_PROBLEM TO SOLVE_. Select from the records below every line that has the word "xlabel" in it.

Records about charts and figures:
'''

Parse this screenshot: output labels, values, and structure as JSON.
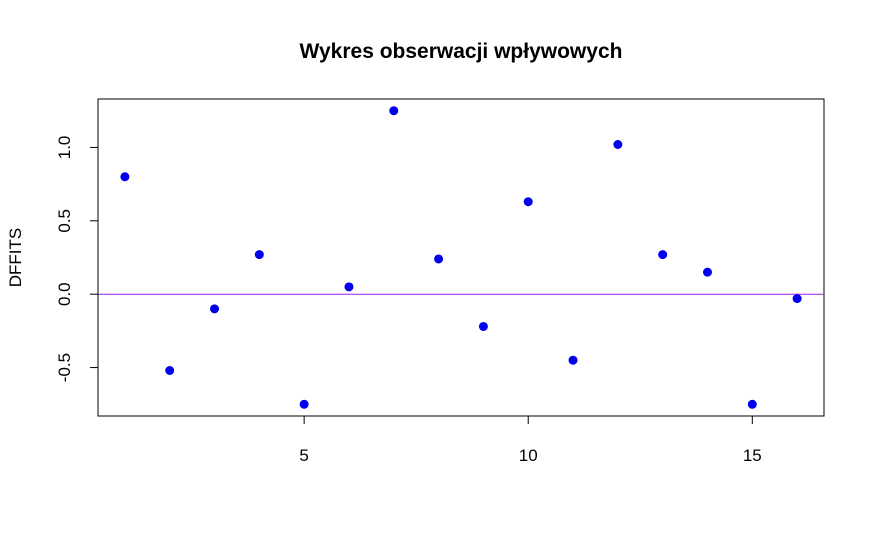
{
  "chart_data": {
    "type": "scatter",
    "title": "Wykres obserwacji wpływowych",
    "xlabel": "",
    "ylabel": "DFFITS",
    "xlim": [
      0.4,
      16.6
    ],
    "ylim": [
      -0.83,
      1.33
    ],
    "x_ticks": [
      5,
      10,
      15
    ],
    "x_tick_labels": [
      "5",
      "10",
      "15"
    ],
    "y_ticks": [
      -0.5,
      0.0,
      0.5,
      1.0
    ],
    "y_tick_labels": [
      "-0.5",
      "0.0",
      "0.5",
      "1.0"
    ],
    "reference_line": {
      "y": 0,
      "color": "#a020f0"
    },
    "point_color": "#0000ee",
    "grid": false,
    "series": [
      {
        "x": [
          1,
          2,
          3,
          4,
          5,
          6,
          7,
          8,
          9,
          10,
          11,
          12,
          13,
          14,
          15,
          16
        ],
        "y": [
          0.8,
          -0.52,
          -0.1,
          0.27,
          -0.75,
          0.05,
          1.25,
          0.24,
          -0.22,
          0.63,
          -0.45,
          1.02,
          0.27,
          0.15,
          -0.75,
          -0.03
        ]
      }
    ]
  }
}
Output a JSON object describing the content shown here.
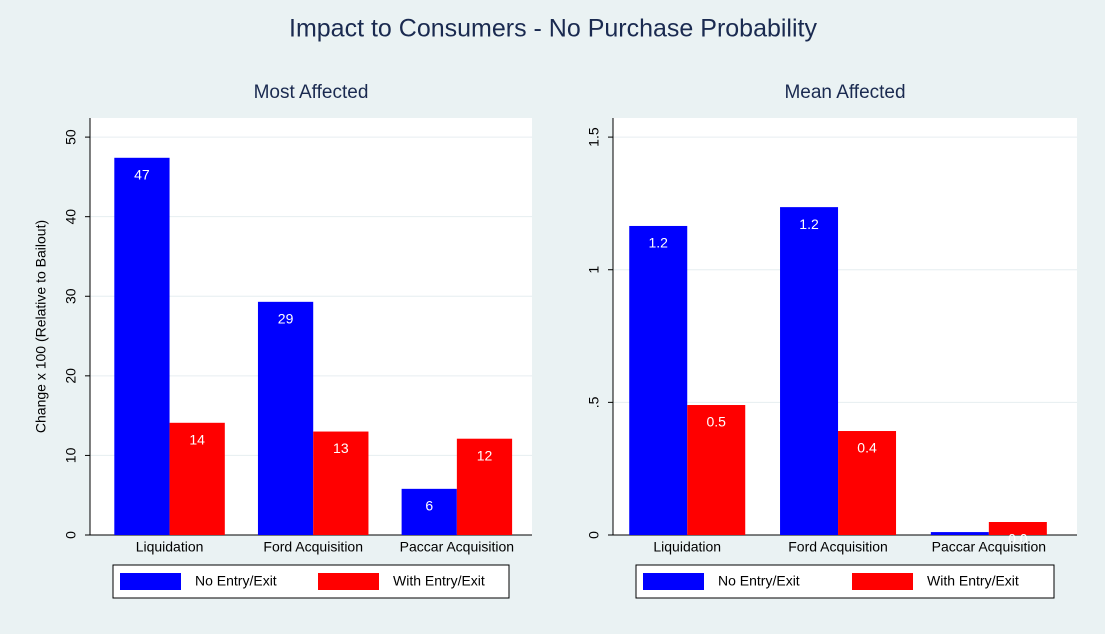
{
  "title": "Impact to Consumers - No Purchase Probability",
  "chart_data": [
    {
      "type": "bar",
      "title": "Most Affected",
      "ylabel": "Change x 100 (Relative to Bailout)",
      "categories": [
        "Liquidation",
        "Ford Acquisition",
        "Paccar Acquisition"
      ],
      "series": [
        {
          "name": "No Entry/Exit",
          "color": "#0000ff",
          "values": [
            47.4,
            29.3,
            5.8
          ],
          "value_labels": [
            "47",
            "29",
            "6"
          ]
        },
        {
          "name": "With Entry/Exit",
          "color": "#ff0000",
          "values": [
            14.1,
            13.0,
            12.1
          ],
          "value_labels": [
            "14",
            "13",
            "12"
          ]
        }
      ],
      "ylim": [
        0,
        52.4
      ],
      "yticks": [
        0,
        10,
        20,
        30,
        40,
        50
      ],
      "grid": true,
      "legend": "bottom"
    },
    {
      "type": "bar",
      "title": "Mean Affected",
      "categories": [
        "Liquidation",
        "Ford Acquisition",
        "Paccar Acquisition"
      ],
      "series": [
        {
          "name": "No Entry/Exit",
          "color": "#0000ff",
          "values": [
            1.165,
            1.236,
            0.011
          ],
          "value_labels": [
            "1.2",
            "1.2",
            null
          ]
        },
        {
          "name": "With Entry/Exit",
          "color": "#ff0000",
          "values": [
            0.49,
            0.392,
            0.049
          ],
          "value_labels": [
            "0.5",
            "0.4",
            "0.0"
          ]
        }
      ],
      "ylim": [
        0,
        1.572
      ],
      "yticks": [
        0,
        {
          "value": 0.5,
          "label": ".5"
        },
        1,
        1.5
      ],
      "grid": true,
      "legend": "bottom"
    }
  ]
}
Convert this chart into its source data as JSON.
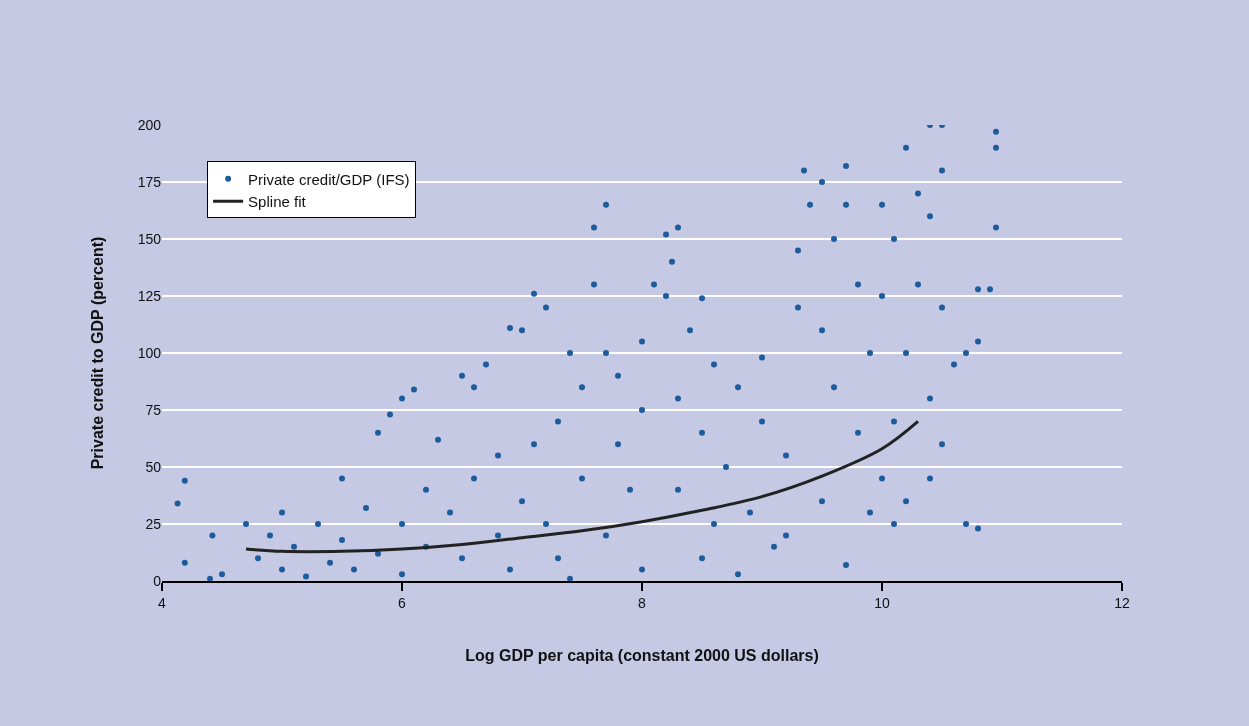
{
  "chart_data": {
    "type": "scatter",
    "xlabel": "Log GDP per capita (constant 2000 US dollars)",
    "ylabel": "Private credit to GDP (percent)",
    "xlim": [
      4,
      12
    ],
    "xticks": [
      4,
      6,
      8,
      10,
      12
    ],
    "ylim": [
      0,
      200
    ],
    "yticks": [
      0,
      25,
      50,
      75,
      100,
      125,
      150,
      175,
      200
    ],
    "grid": "y",
    "legend": "top left",
    "marker": "circle",
    "series": [
      {
        "name": "Private credit/GDP (IFS)",
        "color": "#1d5c9c",
        "x": [
          4.13,
          4.19,
          4.19,
          4.42,
          4.4,
          4.5,
          4.7,
          4.8,
          4.9,
          5.0,
          5.0,
          5.1,
          5.2,
          5.3,
          5.4,
          5.5,
          5.5,
          5.6,
          5.7,
          5.8,
          5.8,
          5.9,
          6.0,
          6.0,
          6.0,
          6.1,
          6.2,
          6.2,
          6.3,
          6.4,
          6.5,
          6.5,
          6.6,
          6.6,
          6.7,
          6.8,
          6.8,
          6.9,
          6.9,
          7.0,
          7.0,
          7.1,
          7.1,
          7.2,
          7.2,
          7.3,
          7.3,
          7.4,
          7.5,
          7.5,
          7.6,
          7.6,
          7.7,
          7.7,
          7.7,
          7.8,
          7.8,
          7.9,
          8.0,
          8.0,
          8.0,
          8.1,
          8.2,
          8.2,
          8.25,
          8.3,
          8.3,
          8.3,
          8.4,
          8.5,
          8.5,
          8.5,
          8.6,
          8.7,
          8.8,
          8.8,
          8.9,
          9.0,
          9.0,
          9.1,
          9.2,
          9.3,
          9.3,
          9.35,
          9.4,
          9.5,
          9.5,
          9.5,
          9.6,
          9.6,
          9.7,
          9.7,
          9.7,
          9.8,
          9.8,
          9.9,
          9.9,
          10.0,
          10.0,
          10.0,
          10.1,
          10.1,
          10.2,
          10.2,
          10.2,
          10.3,
          10.3,
          10.4,
          10.4,
          10.4,
          10.4,
          10.5,
          10.5,
          10.5,
          10.5,
          10.6,
          10.7,
          10.7,
          10.8,
          10.8,
          10.8,
          10.9,
          10.95,
          10.95,
          10.95,
          10.1,
          9.2,
          8.6,
          7.4
        ],
        "values": [
          34,
          44,
          8,
          20,
          1,
          3,
          25,
          10,
          20,
          5,
          30,
          15,
          2,
          25,
          8,
          45,
          18,
          5,
          32,
          65,
          12,
          73,
          80,
          25,
          3,
          84,
          40,
          15,
          62,
          30,
          90,
          10,
          85,
          45,
          95,
          55,
          20,
          111,
          5,
          110,
          35,
          126,
          60,
          120,
          25,
          70,
          10,
          100,
          85,
          45,
          155,
          130,
          165,
          100,
          20,
          90,
          60,
          40,
          5,
          75,
          105,
          130,
          152,
          125,
          140,
          155,
          80,
          40,
          110,
          124,
          65,
          10,
          95,
          50,
          85,
          3,
          30,
          98,
          70,
          15,
          55,
          120,
          145,
          180,
          165,
          175,
          110,
          35,
          150,
          85,
          182,
          165,
          7,
          65,
          130,
          100,
          30,
          125,
          165,
          45,
          150,
          70,
          190,
          100,
          35,
          170,
          130,
          200,
          160,
          80,
          45,
          200,
          180,
          120,
          60,
          95,
          100,
          25,
          128,
          105,
          23,
          128,
          197,
          190,
          155,
          25,
          20,
          25,
          1
        ]
      },
      {
        "name": "Spline fit",
        "type": "line",
        "marker": "none",
        "color": "#222222",
        "x": [
          4.7,
          5.0,
          5.5,
          6.0,
          6.5,
          7.0,
          7.5,
          8.0,
          8.5,
          9.0,
          9.5,
          10.0,
          10.3
        ],
        "values": [
          14,
          13,
          13,
          14,
          16,
          19,
          22,
          26,
          31,
          37,
          46,
          58,
          70
        ]
      }
    ]
  }
}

'''

_WRITTEN SOLUTION_.
    "xlabel": "",
    "xlabel": "Log GDP per capita (constant 2000 US dollars)",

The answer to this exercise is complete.